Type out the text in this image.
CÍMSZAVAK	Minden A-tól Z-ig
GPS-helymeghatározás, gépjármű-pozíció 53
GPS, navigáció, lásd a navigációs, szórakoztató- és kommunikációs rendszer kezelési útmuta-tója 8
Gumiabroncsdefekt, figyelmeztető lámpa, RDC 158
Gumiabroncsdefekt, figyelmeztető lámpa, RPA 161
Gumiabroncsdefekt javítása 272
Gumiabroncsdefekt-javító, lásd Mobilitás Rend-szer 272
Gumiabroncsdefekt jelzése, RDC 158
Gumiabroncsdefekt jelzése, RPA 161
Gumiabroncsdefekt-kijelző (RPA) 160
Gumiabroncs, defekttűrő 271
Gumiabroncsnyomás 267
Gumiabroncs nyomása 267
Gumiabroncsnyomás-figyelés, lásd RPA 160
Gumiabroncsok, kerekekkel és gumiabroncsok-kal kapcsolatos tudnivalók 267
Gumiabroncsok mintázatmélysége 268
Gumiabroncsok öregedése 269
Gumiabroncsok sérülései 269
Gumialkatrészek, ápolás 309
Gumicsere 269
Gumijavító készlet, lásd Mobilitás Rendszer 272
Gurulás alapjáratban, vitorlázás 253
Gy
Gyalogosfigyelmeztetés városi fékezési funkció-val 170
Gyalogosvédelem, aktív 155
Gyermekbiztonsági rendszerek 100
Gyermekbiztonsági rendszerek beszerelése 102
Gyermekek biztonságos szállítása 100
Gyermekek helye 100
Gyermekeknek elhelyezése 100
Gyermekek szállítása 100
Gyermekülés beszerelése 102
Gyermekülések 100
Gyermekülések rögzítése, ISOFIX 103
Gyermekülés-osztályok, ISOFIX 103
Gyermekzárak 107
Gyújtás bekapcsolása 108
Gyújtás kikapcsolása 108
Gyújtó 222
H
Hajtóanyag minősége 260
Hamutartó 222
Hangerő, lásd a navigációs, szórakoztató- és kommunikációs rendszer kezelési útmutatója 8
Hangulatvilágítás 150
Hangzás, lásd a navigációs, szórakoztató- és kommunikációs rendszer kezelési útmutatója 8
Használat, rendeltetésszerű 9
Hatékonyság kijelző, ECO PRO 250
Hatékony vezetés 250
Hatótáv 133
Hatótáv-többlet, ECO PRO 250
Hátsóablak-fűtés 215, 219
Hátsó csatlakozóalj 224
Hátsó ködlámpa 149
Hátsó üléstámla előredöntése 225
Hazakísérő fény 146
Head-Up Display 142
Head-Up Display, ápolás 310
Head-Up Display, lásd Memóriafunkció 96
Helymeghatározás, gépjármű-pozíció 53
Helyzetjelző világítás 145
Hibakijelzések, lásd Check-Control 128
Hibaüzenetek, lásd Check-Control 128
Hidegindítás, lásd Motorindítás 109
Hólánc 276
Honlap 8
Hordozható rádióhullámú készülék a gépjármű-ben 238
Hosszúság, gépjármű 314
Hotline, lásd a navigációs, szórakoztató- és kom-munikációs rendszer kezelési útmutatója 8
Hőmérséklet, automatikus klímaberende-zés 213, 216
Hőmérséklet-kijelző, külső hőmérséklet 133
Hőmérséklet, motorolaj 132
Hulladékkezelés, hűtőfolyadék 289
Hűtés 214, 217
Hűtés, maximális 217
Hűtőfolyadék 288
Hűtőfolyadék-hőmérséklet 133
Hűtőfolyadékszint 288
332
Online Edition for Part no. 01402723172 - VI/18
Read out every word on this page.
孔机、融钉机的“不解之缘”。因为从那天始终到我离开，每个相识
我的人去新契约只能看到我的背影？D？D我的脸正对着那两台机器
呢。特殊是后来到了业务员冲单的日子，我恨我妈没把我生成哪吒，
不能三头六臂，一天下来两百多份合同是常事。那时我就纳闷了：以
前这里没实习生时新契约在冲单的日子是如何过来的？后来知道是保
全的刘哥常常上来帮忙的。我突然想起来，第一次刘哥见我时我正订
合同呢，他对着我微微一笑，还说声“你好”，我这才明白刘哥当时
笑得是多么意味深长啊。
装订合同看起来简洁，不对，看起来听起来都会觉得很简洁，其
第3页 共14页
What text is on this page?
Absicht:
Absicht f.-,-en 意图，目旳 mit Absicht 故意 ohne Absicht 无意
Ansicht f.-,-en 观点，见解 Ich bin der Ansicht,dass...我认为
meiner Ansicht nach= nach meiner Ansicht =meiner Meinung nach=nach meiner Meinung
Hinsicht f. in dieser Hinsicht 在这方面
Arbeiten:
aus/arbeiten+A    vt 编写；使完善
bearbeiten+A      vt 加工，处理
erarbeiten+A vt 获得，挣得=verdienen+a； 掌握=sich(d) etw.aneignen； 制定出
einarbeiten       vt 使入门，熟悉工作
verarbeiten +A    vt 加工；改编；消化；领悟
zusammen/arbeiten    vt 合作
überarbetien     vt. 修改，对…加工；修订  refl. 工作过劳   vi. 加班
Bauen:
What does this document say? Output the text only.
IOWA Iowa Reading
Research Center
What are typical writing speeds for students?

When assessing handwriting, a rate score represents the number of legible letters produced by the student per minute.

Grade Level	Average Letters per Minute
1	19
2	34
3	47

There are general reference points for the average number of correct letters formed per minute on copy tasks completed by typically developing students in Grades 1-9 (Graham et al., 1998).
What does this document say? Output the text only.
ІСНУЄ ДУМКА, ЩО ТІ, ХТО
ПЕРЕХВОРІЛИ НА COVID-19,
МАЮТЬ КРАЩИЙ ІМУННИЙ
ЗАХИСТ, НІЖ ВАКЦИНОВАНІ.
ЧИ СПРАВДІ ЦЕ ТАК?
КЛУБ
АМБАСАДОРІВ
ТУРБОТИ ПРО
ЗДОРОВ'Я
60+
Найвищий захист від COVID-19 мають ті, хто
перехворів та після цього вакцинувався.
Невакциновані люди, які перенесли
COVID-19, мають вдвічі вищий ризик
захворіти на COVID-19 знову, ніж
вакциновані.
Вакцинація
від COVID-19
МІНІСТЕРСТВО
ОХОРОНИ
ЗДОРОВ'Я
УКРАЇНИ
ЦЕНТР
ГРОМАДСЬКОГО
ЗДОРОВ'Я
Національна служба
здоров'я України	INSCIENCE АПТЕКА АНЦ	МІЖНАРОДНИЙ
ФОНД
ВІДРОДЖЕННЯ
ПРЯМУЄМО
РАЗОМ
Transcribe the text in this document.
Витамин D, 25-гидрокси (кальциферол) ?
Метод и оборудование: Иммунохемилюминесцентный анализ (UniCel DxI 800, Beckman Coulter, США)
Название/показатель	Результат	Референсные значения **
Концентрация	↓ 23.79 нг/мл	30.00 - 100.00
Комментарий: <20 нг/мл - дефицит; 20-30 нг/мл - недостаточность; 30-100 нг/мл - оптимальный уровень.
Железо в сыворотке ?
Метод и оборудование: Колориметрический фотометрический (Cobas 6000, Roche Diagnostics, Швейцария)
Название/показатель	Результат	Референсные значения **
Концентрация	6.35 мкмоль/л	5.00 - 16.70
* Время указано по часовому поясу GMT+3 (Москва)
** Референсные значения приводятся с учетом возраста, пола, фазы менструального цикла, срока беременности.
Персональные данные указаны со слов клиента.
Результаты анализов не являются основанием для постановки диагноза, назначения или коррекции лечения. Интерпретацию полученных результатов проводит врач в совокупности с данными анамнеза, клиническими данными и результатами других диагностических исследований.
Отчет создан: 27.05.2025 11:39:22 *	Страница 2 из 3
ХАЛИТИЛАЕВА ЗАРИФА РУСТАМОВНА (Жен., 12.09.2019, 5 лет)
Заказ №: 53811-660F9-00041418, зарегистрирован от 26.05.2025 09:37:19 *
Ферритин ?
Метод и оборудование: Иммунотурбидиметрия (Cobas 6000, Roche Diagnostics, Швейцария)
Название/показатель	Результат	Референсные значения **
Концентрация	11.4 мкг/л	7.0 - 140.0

**Task statement:**
Which lines above contain "kijelző"? Show each of them.

**Correct result:**
Gumiabroncsdefekt-kijelző (RPA) 160
Hatékonyság kijelző, ECO PRO 250
Hőmérséklet-kijelző, külső hőmérséklet 133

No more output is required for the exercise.